EXERCISE BRIEF
Gather every line of the entries that includes the word "Costs".

** begin INPUT DATA **

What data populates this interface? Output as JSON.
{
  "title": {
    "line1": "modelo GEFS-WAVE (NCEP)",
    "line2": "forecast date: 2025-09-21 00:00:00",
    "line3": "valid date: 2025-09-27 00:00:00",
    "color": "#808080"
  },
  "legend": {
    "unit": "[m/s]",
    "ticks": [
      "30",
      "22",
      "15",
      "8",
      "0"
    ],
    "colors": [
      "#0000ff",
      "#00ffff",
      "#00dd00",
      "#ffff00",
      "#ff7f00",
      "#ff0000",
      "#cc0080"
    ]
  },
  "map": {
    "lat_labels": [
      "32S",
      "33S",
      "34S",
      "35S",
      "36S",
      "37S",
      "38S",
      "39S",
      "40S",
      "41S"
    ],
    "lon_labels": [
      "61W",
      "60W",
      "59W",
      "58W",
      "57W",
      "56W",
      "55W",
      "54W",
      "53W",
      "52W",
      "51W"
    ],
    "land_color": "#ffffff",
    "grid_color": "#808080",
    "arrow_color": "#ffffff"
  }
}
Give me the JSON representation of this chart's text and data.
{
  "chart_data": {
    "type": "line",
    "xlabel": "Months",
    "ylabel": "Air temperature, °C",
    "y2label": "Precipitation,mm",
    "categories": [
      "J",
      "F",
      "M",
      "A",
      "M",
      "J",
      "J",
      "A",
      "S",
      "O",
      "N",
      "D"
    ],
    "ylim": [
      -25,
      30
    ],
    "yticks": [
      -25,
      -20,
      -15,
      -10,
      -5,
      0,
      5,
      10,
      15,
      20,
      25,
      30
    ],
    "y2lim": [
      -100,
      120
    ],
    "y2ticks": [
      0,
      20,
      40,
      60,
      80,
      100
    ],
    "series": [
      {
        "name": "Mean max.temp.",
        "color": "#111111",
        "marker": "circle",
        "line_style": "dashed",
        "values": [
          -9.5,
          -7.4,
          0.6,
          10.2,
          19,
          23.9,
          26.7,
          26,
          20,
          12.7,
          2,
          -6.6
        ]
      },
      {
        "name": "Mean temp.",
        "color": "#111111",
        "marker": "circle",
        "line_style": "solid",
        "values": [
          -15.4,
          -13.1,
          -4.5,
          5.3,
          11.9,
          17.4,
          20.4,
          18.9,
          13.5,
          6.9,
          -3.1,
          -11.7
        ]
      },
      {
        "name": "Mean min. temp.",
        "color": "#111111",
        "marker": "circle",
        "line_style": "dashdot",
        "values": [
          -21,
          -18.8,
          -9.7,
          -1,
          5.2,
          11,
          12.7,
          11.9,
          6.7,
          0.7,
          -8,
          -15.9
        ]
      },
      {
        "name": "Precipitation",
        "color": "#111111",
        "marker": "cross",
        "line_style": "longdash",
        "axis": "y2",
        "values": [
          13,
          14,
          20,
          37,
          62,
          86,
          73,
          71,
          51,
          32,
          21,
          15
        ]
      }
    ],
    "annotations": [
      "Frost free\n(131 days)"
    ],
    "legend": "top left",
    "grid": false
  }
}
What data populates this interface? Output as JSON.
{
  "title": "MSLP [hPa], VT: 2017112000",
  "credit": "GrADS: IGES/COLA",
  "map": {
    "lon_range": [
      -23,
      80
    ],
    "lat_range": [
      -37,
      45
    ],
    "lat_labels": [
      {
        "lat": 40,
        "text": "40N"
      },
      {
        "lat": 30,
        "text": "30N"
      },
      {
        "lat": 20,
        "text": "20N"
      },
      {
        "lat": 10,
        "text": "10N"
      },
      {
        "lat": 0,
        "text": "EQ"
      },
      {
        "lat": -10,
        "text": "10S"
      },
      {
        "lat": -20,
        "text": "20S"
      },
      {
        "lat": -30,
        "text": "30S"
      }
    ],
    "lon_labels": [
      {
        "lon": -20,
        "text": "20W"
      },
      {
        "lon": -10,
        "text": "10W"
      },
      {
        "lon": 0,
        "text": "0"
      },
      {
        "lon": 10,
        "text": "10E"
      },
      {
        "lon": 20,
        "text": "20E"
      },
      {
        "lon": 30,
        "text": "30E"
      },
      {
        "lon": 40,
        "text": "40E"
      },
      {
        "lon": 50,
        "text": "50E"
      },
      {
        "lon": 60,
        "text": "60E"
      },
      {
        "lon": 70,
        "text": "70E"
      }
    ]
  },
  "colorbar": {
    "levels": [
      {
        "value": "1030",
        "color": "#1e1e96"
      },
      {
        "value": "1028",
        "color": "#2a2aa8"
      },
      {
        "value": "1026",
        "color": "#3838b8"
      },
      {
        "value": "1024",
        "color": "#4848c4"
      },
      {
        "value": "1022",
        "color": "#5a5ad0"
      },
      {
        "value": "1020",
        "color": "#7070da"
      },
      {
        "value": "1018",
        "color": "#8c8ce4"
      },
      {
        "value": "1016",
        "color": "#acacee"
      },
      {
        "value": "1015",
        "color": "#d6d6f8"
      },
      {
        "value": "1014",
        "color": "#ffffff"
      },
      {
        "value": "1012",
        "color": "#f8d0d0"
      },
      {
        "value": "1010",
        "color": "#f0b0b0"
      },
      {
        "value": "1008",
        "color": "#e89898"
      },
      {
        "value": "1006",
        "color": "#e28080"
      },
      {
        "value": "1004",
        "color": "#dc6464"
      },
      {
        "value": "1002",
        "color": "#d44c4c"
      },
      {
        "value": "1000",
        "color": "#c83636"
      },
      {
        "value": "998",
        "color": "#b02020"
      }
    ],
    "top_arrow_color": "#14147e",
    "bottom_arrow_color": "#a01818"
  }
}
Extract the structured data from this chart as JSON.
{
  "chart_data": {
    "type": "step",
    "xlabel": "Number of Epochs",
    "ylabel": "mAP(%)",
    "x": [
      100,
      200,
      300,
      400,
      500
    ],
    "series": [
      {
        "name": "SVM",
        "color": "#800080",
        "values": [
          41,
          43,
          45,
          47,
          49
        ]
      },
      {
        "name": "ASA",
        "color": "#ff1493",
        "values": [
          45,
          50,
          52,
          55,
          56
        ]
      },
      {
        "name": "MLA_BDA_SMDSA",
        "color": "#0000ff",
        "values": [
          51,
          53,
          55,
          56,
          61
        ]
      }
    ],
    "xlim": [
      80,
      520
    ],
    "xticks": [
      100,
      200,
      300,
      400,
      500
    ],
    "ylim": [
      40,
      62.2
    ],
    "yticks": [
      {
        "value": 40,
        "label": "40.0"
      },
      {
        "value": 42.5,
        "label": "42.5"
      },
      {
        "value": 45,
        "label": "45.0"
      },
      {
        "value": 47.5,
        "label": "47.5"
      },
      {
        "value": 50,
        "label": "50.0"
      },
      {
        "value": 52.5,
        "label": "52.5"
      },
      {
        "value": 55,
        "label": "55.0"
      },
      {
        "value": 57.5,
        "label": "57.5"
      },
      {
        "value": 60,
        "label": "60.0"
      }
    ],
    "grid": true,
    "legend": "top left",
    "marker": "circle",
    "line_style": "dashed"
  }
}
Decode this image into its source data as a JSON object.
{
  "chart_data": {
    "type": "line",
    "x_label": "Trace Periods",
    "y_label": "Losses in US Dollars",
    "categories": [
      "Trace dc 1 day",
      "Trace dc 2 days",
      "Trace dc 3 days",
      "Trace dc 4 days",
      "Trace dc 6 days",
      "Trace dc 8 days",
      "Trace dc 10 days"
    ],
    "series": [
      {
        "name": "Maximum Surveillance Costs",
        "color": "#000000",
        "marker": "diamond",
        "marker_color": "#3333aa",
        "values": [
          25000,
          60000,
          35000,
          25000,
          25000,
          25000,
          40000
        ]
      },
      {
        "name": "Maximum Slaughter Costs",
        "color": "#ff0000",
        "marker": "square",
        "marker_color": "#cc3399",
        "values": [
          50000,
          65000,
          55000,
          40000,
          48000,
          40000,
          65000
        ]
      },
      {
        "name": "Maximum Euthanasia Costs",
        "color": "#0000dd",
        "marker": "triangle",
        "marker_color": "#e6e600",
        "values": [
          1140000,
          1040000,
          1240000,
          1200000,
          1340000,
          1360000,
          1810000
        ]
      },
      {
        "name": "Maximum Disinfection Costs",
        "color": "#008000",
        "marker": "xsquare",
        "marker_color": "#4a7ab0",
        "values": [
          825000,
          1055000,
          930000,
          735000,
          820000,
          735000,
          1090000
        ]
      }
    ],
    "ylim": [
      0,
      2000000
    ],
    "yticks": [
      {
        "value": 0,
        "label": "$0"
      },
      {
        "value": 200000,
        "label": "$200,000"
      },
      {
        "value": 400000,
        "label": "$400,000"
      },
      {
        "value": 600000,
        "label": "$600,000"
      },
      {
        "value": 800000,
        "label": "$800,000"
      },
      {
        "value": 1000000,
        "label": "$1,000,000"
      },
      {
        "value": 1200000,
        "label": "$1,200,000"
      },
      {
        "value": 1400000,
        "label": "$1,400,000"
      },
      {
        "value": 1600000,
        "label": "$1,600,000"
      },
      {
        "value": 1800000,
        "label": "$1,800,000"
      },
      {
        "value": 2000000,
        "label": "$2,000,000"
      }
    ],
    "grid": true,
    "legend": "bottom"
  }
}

** end INPUT DATA **

ANSWER TO THE TASK
        "name": "Maximum Surveillance Costs",
        "name": "Maximum Slaughter Costs",
        "name": "Maximum Euthanasia Costs",
        "name": "Maximum Disinfection Costs",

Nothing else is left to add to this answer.